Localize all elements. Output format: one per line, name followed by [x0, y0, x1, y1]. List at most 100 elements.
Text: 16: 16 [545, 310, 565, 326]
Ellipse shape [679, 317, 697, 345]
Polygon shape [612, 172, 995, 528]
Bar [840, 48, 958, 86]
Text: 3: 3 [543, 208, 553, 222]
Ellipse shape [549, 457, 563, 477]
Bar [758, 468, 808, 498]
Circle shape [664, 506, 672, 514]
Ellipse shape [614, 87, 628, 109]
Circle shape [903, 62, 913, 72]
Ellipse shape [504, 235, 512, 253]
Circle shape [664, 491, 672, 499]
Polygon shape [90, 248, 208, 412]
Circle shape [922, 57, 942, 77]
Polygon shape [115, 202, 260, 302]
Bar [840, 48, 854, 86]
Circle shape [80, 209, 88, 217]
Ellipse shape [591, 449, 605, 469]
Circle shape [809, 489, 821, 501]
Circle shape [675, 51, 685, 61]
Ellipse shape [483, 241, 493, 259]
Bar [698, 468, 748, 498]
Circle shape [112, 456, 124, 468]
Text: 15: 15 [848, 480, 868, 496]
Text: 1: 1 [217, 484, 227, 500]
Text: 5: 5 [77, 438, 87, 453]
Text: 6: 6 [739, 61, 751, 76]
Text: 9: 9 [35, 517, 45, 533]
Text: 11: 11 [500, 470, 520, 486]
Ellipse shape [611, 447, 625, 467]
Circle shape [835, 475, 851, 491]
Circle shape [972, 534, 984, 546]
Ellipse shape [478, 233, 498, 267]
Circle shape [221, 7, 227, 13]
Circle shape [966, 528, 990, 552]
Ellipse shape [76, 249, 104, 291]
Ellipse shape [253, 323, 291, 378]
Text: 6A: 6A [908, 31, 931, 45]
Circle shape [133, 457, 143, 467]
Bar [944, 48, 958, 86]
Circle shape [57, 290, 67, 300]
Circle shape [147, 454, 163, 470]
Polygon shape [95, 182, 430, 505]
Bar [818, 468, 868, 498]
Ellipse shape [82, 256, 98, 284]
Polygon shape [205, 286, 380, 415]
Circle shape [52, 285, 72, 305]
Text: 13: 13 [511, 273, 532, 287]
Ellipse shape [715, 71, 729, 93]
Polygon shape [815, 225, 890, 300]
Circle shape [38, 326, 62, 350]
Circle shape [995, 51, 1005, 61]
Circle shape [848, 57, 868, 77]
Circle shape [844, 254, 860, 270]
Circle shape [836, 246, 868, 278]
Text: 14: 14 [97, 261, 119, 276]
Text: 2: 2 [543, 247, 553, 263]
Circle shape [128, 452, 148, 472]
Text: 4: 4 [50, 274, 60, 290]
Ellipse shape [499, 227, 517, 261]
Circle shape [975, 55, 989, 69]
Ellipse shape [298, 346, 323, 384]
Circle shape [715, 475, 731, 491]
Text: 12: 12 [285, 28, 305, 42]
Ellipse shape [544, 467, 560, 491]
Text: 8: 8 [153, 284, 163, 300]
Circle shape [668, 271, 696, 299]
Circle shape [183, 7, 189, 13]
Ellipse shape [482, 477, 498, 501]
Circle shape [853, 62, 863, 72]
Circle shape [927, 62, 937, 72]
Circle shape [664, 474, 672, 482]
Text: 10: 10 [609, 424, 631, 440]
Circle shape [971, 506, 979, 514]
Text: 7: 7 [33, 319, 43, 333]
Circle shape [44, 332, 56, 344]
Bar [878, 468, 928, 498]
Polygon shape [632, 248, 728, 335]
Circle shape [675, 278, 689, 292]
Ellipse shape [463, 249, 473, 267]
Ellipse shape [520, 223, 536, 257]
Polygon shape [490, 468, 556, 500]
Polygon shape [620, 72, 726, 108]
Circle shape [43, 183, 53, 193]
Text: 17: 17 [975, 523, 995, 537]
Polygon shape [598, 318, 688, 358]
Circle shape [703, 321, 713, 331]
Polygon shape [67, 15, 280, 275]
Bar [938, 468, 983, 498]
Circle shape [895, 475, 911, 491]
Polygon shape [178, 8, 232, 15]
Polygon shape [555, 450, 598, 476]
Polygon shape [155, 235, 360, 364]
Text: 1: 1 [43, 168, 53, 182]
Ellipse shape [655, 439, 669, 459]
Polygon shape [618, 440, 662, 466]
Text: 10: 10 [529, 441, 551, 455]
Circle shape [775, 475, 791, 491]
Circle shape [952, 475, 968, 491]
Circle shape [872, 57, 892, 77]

——————————

*Goal*
Copy the whole listing above line for line, with no changes.

*The completed task*
Localize all elements. Output format: one per line, name followed by [x0, y0, x1, y1]. List at most 100 elements.
Text: 16: 16 [545, 310, 565, 326]
Ellipse shape [679, 317, 697, 345]
Polygon shape [612, 172, 995, 528]
Bar [840, 48, 958, 86]
Text: 3: 3 [543, 208, 553, 222]
Ellipse shape [549, 457, 563, 477]
Bar [758, 468, 808, 498]
Circle shape [664, 506, 672, 514]
Ellipse shape [614, 87, 628, 109]
Circle shape [903, 62, 913, 72]
Ellipse shape [504, 235, 512, 253]
Circle shape [664, 491, 672, 499]
Polygon shape [90, 248, 208, 412]
Circle shape [922, 57, 942, 77]
Polygon shape [115, 202, 260, 302]
Bar [840, 48, 854, 86]
Circle shape [80, 209, 88, 217]
Ellipse shape [591, 449, 605, 469]
Circle shape [809, 489, 821, 501]
Circle shape [675, 51, 685, 61]
Ellipse shape [483, 241, 493, 259]
Bar [698, 468, 748, 498]
Circle shape [112, 456, 124, 468]
Text: 15: 15 [848, 480, 868, 496]
Text: 1: 1 [217, 484, 227, 500]
Text: 5: 5 [77, 438, 87, 453]
Text: 6: 6 [739, 61, 751, 76]
Text: 9: 9 [35, 517, 45, 533]
Text: 11: 11 [500, 470, 520, 486]
Ellipse shape [611, 447, 625, 467]
Circle shape [835, 475, 851, 491]
Circle shape [972, 534, 984, 546]
Ellipse shape [478, 233, 498, 267]
Circle shape [221, 7, 227, 13]
Circle shape [966, 528, 990, 552]
Ellipse shape [76, 249, 104, 291]
Ellipse shape [253, 323, 291, 378]
Text: 6A: 6A [908, 31, 931, 45]
Circle shape [133, 457, 143, 467]
Bar [944, 48, 958, 86]
Circle shape [57, 290, 67, 300]
Circle shape [147, 454, 163, 470]
Polygon shape [95, 182, 430, 505]
Bar [818, 468, 868, 498]
Ellipse shape [82, 256, 98, 284]
Polygon shape [205, 286, 380, 415]
Circle shape [52, 285, 72, 305]
Text: 13: 13 [511, 273, 532, 287]
Ellipse shape [715, 71, 729, 93]
Polygon shape [815, 225, 890, 300]
Circle shape [38, 326, 62, 350]
Circle shape [995, 51, 1005, 61]
Circle shape [848, 57, 868, 77]
Circle shape [844, 254, 860, 270]
Circle shape [836, 246, 868, 278]
Text: 14: 14 [97, 261, 119, 276]
Text: 2: 2 [543, 247, 553, 263]
Circle shape [128, 452, 148, 472]
Text: 4: 4 [50, 274, 60, 290]
Ellipse shape [499, 227, 517, 261]
Circle shape [975, 55, 989, 69]
Ellipse shape [298, 346, 323, 384]
Circle shape [715, 475, 731, 491]
Text: 12: 12 [285, 28, 305, 42]
Ellipse shape [544, 467, 560, 491]
Text: 8: 8 [153, 284, 163, 300]
Circle shape [668, 271, 696, 299]
Circle shape [183, 7, 189, 13]
Ellipse shape [482, 477, 498, 501]
Circle shape [853, 62, 863, 72]
Circle shape [927, 62, 937, 72]
Circle shape [664, 474, 672, 482]
Text: 10: 10 [609, 424, 631, 440]
Circle shape [971, 506, 979, 514]
Text: 7: 7 [33, 319, 43, 333]
Circle shape [44, 332, 56, 344]
Bar [878, 468, 928, 498]
Polygon shape [632, 248, 728, 335]
Circle shape [675, 278, 689, 292]
Ellipse shape [463, 249, 473, 267]
Ellipse shape [520, 223, 536, 257]
Polygon shape [490, 468, 556, 500]
Polygon shape [620, 72, 726, 108]
Circle shape [43, 183, 53, 193]
Text: 17: 17 [975, 523, 995, 537]
Polygon shape [598, 318, 688, 358]
Circle shape [703, 321, 713, 331]
Polygon shape [67, 15, 280, 275]
Bar [938, 468, 983, 498]
Circle shape [895, 475, 911, 491]
Polygon shape [178, 8, 232, 15]
Polygon shape [555, 450, 598, 476]
Polygon shape [155, 235, 360, 364]
Text: 1: 1 [43, 168, 53, 182]
Ellipse shape [655, 439, 669, 459]
Polygon shape [618, 440, 662, 466]
Text: 10: 10 [529, 441, 551, 455]
Circle shape [775, 475, 791, 491]
Circle shape [952, 475, 968, 491]
Circle shape [872, 57, 892, 77]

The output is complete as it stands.